# The weekends here.....................



## Fish n chips (Jan 19, 2005)

And dads taking me 2 the fish store wat shall i get


----------



## maxpayne_lhp (Jan 19, 2005)

Waht do you mean?  Hmmm.. tell me your ideas and the tank you intend to kepp!


----------



## Fish n chips (Jan 19, 2005)

What fish shall I get


----------



## hogan (Jan 18, 2005)

you have to tell us what you have, or tanks you have before we can do that


----------



## Lexus (Jan 19, 2005)

Yes, we need to know the size of the tank.


----------



## Fish n chips (Jan 19, 2005)

Ive got south americantetras
angels goramie clown loach hatchetts plec silver ds kuli laoch plats swords gupps zds


----------



## turtlehead (Jan 28, 2005)

tank size?


----------



## Fish n chips (Jan 19, 2005)

qabout 30-35g


----------



## Cichlid Man (Jan 19, 2005)

That sounds pretty full to me.


----------



## (RC) (Jan 18, 2005)

Tanks full.

RC


----------



## aquariumfishguy (Jan 18, 2005)

Ahhh full? 

Sounds overstocked. We don't even know how many of each fish, but without knowing that, just the kind he has tells a lot (that it is probably grossly overstocked).


----------



## Cichlid Man (Jan 19, 2005)

Silver dollers grow to 6 inches and need at least a 55g tank. I have a shoal of 6 in a 120g tank.


----------



## osteoporoosi (Jan 27, 2005)

Clown loaches need at least a 100gallon tank. Ank they should be kept in groups.
My advice: no more fish in yuor tank.


----------



## Fish n chips (Jan 19, 2005)

I bought a pair of male pink kissers


----------



## Cichlid Man (Jan 19, 2005)

:roll:


----------



## aquariumfishguy (Jan 18, 2005)

Fish 'r' fun @ Sun Feb 06 said:


> I bought a pair of male pink kissers


And you asked for our opinion, why?


----------



## Fish n chips (Jan 19, 2005)

Just being curious wat to get :withstup: :withstup:


----------



## osteoporoosi (Jan 27, 2005)

And we recoomend not to get anything..
Your tank is overstocked.

**Stated task 1**.
In the thread, restate the paragraph beginning "Sounds overstocked. We don't even know" more briefly, keeping its main facts.
**Stated task 2**.
Copy a passage from the thread word for word, starting at the words "Silver dollers grow" and stopping after "kept in groups.".
The items that come next are separate material and not part of the thread.

(Recorded data)
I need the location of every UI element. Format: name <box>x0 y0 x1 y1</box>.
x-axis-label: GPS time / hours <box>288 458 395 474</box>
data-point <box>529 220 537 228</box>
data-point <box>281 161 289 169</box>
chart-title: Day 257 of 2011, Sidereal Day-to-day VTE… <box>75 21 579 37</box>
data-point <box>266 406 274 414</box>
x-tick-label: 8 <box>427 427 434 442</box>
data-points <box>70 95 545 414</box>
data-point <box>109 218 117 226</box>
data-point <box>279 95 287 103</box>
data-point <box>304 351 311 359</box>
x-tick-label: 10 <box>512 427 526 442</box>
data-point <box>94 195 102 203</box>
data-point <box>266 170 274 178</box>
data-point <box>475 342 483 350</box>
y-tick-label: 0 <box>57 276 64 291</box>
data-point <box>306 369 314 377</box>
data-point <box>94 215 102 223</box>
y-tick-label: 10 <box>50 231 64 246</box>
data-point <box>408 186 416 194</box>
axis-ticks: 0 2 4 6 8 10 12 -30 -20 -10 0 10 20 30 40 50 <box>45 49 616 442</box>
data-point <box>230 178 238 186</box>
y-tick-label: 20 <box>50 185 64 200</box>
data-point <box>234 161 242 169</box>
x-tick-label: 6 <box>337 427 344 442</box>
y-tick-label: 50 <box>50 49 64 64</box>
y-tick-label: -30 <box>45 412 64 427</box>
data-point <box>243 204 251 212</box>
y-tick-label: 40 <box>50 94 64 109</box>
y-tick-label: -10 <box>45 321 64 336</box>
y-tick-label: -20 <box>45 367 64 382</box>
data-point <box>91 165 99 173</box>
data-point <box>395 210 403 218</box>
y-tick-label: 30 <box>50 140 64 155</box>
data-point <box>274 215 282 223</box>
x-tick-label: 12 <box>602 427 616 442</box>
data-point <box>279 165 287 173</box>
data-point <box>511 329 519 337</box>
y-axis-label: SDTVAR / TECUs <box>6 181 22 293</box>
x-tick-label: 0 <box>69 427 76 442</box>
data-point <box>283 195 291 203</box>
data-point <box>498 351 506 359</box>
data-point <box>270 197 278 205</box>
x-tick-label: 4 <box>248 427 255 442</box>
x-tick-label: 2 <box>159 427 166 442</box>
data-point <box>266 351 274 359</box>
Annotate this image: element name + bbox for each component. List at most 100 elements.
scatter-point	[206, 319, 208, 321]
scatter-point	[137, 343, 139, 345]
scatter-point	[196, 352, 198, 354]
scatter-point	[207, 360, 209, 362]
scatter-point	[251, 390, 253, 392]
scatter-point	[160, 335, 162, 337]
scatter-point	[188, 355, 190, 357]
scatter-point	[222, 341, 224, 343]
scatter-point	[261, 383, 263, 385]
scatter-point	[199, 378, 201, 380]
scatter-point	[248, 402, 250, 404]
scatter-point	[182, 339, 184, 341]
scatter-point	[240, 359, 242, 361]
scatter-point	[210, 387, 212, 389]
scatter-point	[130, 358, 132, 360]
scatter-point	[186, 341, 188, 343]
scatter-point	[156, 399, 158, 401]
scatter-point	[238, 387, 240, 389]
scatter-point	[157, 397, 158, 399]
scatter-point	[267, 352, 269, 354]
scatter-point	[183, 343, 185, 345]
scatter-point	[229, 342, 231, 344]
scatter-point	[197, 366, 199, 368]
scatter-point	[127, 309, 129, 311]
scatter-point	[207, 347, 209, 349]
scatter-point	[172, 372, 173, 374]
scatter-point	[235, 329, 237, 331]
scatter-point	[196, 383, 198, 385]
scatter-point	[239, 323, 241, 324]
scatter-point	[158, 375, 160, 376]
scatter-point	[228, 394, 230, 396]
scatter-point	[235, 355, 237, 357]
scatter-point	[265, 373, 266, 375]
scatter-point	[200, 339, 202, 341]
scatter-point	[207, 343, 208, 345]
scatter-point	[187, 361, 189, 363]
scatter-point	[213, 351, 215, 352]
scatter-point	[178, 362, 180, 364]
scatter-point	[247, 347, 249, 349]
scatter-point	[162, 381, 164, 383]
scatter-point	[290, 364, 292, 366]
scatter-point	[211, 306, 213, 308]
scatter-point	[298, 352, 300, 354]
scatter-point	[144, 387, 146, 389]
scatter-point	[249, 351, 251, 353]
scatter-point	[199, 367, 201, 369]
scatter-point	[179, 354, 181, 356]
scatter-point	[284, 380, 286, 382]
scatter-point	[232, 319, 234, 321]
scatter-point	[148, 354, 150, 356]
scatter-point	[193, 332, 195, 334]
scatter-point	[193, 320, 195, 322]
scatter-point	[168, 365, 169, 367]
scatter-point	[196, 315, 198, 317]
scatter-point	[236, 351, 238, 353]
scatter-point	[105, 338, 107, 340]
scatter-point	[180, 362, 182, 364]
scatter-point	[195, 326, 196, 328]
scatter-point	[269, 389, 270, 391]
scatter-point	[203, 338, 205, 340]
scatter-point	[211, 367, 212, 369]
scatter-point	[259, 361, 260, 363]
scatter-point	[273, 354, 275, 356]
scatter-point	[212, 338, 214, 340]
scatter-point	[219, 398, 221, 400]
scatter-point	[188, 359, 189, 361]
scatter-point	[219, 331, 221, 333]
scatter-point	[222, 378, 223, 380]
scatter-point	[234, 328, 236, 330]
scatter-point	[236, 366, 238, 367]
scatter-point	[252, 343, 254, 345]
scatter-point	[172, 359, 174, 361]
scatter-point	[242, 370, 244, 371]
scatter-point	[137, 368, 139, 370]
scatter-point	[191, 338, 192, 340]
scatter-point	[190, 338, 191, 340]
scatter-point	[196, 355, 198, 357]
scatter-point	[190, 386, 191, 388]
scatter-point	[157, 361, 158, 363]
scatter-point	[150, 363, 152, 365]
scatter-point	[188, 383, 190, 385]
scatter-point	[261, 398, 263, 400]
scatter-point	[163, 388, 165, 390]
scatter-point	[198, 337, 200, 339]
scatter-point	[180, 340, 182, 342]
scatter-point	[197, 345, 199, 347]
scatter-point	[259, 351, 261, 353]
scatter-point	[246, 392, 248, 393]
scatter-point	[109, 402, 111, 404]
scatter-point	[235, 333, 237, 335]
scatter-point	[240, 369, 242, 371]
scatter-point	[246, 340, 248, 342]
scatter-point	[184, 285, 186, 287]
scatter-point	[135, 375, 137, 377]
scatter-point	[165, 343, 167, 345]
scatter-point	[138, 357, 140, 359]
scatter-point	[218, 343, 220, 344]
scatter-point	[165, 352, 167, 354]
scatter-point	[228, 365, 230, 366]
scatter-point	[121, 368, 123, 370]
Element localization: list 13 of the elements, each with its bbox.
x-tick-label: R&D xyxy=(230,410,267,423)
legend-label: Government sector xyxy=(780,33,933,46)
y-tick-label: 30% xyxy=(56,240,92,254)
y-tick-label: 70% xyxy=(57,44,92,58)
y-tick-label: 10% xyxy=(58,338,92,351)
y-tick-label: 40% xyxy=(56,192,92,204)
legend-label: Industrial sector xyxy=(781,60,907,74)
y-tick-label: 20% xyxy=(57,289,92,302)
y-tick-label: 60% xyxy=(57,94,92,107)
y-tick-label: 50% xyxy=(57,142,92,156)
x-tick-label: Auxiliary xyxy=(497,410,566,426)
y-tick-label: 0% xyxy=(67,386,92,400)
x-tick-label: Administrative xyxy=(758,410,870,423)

**Complete answer 1**.
The tank sounds overstocked. Even without knowing how many of each fish there are, the kinds alone suggest it is probably grossly overstocked.

**Complete answer 2**.
Silver dollers grow to 6 inches and need at least a 55g tank. I have a shoal of 6 in a 120g tank.


----------



## osteoporoosi (Jan 27, 2005)

Clown loaches need at least a 100gallon tank. Ank they should be kept in groups.